Raw records
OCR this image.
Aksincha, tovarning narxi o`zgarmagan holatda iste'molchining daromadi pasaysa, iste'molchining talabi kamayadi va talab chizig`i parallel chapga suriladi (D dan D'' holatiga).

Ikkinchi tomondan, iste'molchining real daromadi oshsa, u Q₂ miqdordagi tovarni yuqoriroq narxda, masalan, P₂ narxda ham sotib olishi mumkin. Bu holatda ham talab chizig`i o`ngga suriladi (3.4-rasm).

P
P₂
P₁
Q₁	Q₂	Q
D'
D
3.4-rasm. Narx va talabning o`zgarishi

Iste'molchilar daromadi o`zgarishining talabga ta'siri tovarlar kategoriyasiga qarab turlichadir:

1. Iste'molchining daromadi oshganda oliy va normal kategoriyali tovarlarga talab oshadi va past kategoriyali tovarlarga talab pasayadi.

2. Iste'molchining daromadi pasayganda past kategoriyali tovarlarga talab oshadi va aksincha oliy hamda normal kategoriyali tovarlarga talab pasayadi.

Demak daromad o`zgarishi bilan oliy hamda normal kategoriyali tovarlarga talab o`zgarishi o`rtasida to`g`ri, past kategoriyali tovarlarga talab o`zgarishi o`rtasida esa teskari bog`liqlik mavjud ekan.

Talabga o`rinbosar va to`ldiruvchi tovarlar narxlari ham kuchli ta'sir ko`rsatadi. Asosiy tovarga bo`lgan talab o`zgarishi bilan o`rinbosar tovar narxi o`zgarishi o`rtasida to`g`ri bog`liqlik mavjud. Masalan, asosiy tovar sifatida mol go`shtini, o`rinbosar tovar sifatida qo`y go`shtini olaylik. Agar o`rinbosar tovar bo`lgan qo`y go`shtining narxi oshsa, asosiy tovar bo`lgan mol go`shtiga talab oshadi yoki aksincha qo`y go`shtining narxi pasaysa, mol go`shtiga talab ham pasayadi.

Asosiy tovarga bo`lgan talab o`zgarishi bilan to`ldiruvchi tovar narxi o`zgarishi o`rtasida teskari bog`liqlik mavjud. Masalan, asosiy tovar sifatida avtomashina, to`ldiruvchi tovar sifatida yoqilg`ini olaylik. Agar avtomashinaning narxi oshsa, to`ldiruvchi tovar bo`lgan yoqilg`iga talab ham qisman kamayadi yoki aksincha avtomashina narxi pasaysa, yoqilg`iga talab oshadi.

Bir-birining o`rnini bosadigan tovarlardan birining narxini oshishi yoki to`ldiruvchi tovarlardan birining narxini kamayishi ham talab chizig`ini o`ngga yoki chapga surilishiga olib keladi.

**GOAL:**
Read the lines above. Gather those in which the string "lgan" is found.

**SOLVED PROBLEM:**
Talabga o`rinbosar va to`ldiruvchi tovarlar narxlari ham kuchli ta'sir ko`rsatadi. Asosiy tovarga bo`lgan talab o`zgarishi bilan o`rinbosar tovar narxi o`zgarishi o`rtasida to`g`ri bog`liqlik mavjud. Masalan, asosiy tovar sifatida mol go`shtini, o`rinbosar tovar sifatida qo`y go`shtini olaylik. Agar o`rinbosar tovar bo`lgan qo`y go`shtining narxi oshsa, asosiy tovar bo`lgan mol go`shtiga talab oshadi yoki aksincha qo`y go`shtining narxi pasaysa, mol go`shtiga talab ham pasayadi.
Asosiy tovarga bo`lgan talab o`zgarishi bilan to`ldiruvchi tovar narxi o`zgarishi o`rtasida teskari bog`liqlik mavjud. Masalan, asosiy tovar sifatida avtomashina, to`ldiruvchi tovar sifatida yoqilg`ini olaylik. Agar avtomashinaning narxi oshsa, to`ldiruvchi tovar bo`lgan yoqilg`iga talab ham qisman kamayadi yoki aksincha avtomashina narxi pasaysa, yoqilg`iga talab oshadi.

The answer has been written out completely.